Exercise requirements:
Pick out the lines below that include the string "depreciation".

>>>>>

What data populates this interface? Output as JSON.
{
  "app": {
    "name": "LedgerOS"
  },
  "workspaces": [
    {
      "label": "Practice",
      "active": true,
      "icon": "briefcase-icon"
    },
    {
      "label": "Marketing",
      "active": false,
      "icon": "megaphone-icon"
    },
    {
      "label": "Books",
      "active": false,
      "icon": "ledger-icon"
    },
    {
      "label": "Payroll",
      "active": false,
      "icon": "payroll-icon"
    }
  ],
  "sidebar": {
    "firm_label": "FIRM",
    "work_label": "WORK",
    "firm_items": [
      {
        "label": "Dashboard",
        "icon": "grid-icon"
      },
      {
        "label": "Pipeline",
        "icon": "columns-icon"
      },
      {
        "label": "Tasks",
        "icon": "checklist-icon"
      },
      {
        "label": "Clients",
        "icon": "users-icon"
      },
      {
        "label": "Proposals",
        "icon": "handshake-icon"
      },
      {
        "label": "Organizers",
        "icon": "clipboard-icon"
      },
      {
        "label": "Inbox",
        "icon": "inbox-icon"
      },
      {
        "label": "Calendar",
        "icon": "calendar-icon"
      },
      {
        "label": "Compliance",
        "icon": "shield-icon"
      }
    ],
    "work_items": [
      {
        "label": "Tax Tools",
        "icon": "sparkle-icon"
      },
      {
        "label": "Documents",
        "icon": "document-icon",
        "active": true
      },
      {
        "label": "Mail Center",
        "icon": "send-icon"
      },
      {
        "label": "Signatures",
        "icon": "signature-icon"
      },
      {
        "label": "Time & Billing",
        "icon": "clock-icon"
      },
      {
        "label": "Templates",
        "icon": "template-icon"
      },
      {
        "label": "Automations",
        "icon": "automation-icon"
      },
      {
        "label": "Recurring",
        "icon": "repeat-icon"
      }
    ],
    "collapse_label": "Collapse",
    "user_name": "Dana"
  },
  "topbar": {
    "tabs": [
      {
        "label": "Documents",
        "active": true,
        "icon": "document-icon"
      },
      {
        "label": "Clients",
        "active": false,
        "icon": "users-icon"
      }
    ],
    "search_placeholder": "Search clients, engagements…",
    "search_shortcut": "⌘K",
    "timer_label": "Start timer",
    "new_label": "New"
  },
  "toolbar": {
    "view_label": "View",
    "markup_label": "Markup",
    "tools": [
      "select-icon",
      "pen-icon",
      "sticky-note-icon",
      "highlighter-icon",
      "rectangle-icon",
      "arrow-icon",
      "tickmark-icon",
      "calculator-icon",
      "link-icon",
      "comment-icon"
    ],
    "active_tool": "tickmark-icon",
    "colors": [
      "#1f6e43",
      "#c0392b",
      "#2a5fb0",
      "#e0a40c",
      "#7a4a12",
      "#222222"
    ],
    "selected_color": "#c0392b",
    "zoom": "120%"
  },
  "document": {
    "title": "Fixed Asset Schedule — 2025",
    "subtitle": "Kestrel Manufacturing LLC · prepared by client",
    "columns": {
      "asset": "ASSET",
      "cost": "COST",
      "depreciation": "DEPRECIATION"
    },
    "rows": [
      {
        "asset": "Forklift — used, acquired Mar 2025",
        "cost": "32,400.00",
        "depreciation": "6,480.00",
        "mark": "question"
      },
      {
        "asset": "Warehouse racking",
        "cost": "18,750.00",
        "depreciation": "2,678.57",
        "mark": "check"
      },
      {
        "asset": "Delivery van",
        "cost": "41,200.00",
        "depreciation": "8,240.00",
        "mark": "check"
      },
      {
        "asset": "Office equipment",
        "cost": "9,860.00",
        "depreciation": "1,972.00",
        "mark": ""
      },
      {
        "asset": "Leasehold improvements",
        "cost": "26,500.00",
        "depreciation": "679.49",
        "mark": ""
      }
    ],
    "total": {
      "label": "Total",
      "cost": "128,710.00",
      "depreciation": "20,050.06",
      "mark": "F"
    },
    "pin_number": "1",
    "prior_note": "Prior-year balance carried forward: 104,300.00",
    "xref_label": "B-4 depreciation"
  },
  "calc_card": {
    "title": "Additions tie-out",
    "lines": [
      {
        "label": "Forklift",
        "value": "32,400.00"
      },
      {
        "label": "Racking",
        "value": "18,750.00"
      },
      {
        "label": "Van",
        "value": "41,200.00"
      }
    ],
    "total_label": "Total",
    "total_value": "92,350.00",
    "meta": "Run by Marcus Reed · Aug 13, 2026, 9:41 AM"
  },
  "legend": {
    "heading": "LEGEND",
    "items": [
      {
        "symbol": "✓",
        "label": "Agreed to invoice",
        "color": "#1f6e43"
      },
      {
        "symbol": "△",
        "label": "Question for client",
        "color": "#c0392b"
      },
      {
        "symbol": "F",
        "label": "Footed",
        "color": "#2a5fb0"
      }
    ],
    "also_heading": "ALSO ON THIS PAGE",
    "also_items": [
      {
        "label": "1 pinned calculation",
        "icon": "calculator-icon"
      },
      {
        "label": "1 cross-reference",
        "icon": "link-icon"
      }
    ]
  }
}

<<<<<

Reply:
      "depreciation": "DEPRECIATION"
        "depreciation": "6,480.00",
        "depreciation": "2,678.57",
        "depreciation": "8,240.00",
        "depreciation": "1,972.00",
        "depreciation": "679.49",
      "depreciation": "20,050.06",
    "xref_label": "B-4 depreciation"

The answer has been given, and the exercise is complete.